**WHAT THE TASK ASKS**
Show all lines of the listing that hold the word "name".

**EXERCISE DATA**
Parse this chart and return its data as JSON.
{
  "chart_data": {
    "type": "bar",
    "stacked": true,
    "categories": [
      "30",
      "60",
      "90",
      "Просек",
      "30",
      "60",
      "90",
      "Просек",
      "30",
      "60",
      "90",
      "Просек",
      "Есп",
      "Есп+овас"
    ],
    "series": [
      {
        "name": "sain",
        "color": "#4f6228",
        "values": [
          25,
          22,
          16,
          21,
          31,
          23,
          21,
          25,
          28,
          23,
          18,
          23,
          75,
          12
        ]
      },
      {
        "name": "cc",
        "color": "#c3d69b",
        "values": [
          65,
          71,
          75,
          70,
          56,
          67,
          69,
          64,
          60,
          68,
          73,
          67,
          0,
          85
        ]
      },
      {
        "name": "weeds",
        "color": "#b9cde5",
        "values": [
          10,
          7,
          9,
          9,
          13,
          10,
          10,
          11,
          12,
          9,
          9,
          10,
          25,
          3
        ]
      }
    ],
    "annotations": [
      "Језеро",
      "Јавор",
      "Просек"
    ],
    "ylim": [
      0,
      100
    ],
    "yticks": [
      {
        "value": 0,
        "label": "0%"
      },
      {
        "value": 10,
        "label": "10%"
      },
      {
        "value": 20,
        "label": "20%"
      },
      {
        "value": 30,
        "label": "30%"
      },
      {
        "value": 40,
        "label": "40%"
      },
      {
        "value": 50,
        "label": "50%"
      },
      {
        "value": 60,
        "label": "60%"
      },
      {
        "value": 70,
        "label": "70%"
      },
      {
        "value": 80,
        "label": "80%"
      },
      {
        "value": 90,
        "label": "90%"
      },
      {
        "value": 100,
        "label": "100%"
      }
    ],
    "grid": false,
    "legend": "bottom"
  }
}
---
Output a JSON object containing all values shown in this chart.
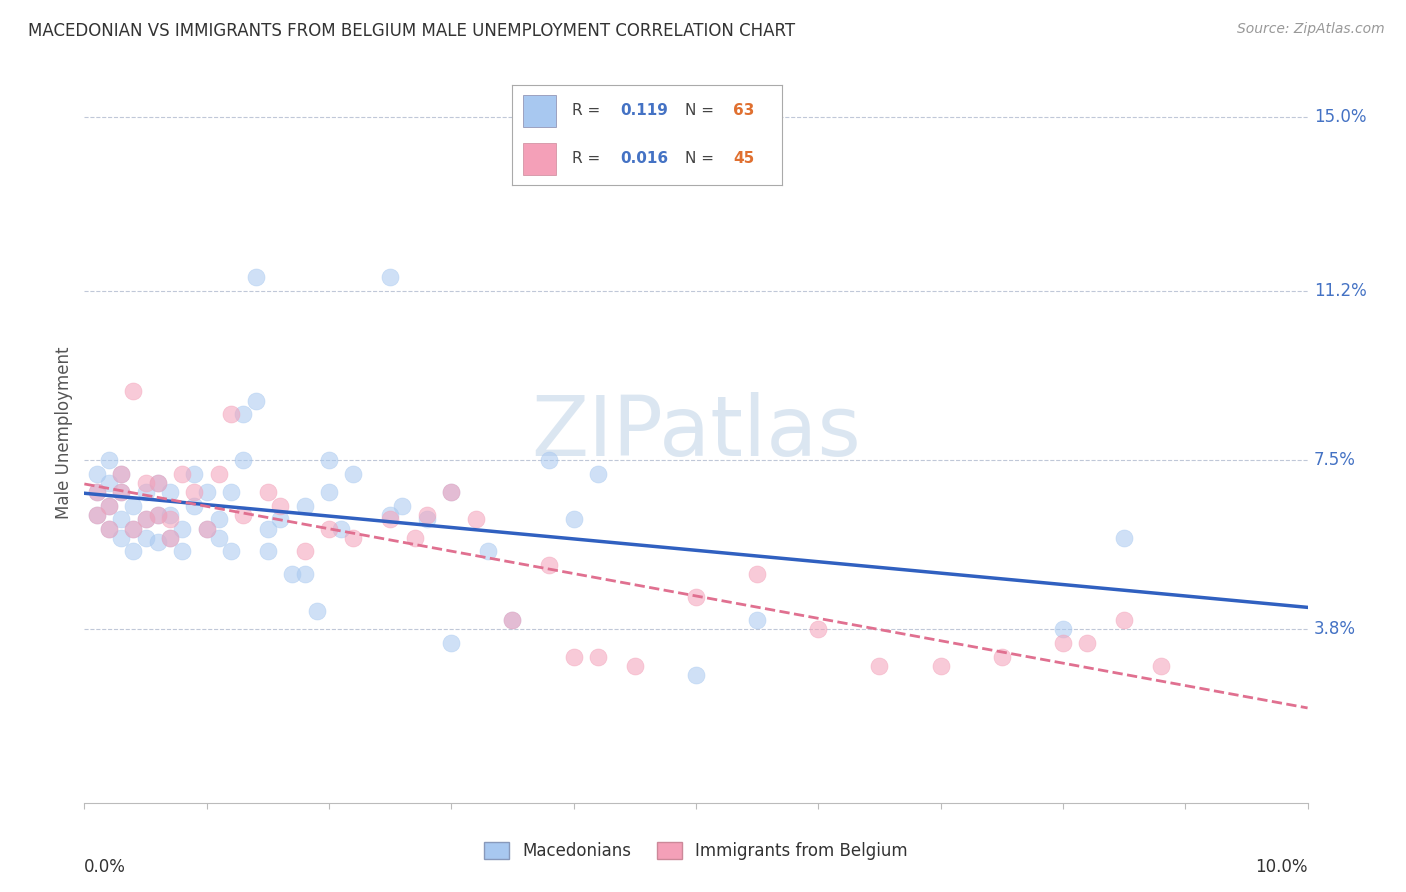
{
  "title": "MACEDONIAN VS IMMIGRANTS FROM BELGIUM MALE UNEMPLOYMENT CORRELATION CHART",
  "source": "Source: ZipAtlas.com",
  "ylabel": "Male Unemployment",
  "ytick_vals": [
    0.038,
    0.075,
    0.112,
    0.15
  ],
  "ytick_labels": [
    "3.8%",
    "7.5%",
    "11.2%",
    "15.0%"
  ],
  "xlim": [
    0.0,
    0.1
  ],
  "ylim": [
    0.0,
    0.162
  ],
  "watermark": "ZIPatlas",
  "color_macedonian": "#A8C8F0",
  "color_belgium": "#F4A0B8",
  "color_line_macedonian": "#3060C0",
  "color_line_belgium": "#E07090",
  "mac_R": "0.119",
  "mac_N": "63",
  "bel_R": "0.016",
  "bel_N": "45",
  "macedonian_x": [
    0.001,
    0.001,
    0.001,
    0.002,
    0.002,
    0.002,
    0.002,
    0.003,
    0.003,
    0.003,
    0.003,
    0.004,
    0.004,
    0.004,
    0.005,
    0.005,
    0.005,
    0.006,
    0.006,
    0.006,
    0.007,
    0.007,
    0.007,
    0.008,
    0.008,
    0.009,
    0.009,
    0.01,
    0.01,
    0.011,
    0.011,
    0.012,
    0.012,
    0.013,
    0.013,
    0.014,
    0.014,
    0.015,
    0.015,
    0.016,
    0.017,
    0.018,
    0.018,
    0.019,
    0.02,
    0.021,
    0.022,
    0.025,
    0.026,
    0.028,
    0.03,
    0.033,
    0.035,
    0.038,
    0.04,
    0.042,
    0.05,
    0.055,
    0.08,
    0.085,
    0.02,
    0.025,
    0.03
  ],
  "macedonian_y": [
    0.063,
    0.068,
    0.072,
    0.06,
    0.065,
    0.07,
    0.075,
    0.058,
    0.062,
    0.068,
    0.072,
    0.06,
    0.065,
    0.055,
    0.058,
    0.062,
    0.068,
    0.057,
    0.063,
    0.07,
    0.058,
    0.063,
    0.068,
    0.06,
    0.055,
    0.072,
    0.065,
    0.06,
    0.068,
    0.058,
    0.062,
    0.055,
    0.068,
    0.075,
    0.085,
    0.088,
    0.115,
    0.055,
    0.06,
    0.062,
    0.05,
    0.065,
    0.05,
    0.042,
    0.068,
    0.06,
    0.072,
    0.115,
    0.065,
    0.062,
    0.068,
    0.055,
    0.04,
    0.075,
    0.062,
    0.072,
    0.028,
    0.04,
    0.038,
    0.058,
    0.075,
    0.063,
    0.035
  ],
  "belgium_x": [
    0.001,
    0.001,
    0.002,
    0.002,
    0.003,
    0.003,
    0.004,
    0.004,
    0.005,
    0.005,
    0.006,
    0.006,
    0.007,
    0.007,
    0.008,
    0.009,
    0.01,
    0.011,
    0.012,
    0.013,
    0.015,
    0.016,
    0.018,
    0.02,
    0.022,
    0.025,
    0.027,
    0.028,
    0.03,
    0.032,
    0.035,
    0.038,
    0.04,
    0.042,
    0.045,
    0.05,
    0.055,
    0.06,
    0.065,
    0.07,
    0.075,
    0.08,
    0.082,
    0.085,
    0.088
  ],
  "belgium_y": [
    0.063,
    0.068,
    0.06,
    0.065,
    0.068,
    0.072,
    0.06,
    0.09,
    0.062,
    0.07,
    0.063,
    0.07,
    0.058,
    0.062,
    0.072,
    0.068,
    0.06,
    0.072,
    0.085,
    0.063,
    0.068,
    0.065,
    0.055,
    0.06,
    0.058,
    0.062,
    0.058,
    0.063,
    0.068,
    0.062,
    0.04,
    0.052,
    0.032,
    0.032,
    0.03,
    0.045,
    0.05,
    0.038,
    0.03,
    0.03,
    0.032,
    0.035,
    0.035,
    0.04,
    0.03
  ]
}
...
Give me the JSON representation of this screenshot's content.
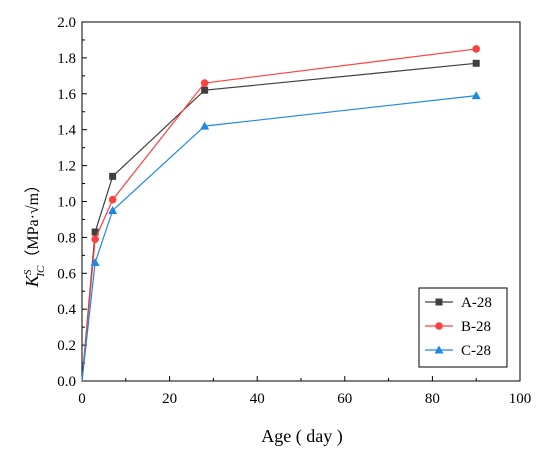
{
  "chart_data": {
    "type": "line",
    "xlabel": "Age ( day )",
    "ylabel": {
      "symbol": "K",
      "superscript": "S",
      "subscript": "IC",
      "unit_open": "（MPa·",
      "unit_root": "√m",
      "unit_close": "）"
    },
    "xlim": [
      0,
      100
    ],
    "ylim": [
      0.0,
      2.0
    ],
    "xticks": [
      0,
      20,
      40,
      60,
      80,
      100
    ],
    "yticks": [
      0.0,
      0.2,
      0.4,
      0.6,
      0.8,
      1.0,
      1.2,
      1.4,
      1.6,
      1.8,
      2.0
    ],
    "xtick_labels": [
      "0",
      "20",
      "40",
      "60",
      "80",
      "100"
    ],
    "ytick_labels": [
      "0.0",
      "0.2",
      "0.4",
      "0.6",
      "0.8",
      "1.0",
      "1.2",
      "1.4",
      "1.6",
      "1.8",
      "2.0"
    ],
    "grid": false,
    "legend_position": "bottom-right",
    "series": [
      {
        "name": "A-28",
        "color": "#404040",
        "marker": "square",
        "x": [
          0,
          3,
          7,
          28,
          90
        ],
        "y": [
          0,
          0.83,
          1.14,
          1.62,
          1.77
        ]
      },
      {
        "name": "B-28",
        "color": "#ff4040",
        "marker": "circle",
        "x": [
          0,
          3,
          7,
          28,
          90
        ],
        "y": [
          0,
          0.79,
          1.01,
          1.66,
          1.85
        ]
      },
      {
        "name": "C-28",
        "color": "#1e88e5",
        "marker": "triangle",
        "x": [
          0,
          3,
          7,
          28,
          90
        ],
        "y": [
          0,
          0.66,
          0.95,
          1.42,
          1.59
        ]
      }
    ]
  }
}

**ANSWER TO THE TASK**
        "name": "sain",
        "name": "cc",
        "name": "weeds",
        "name": "A-28",
        "name": "B-28",
        "name": "C-28",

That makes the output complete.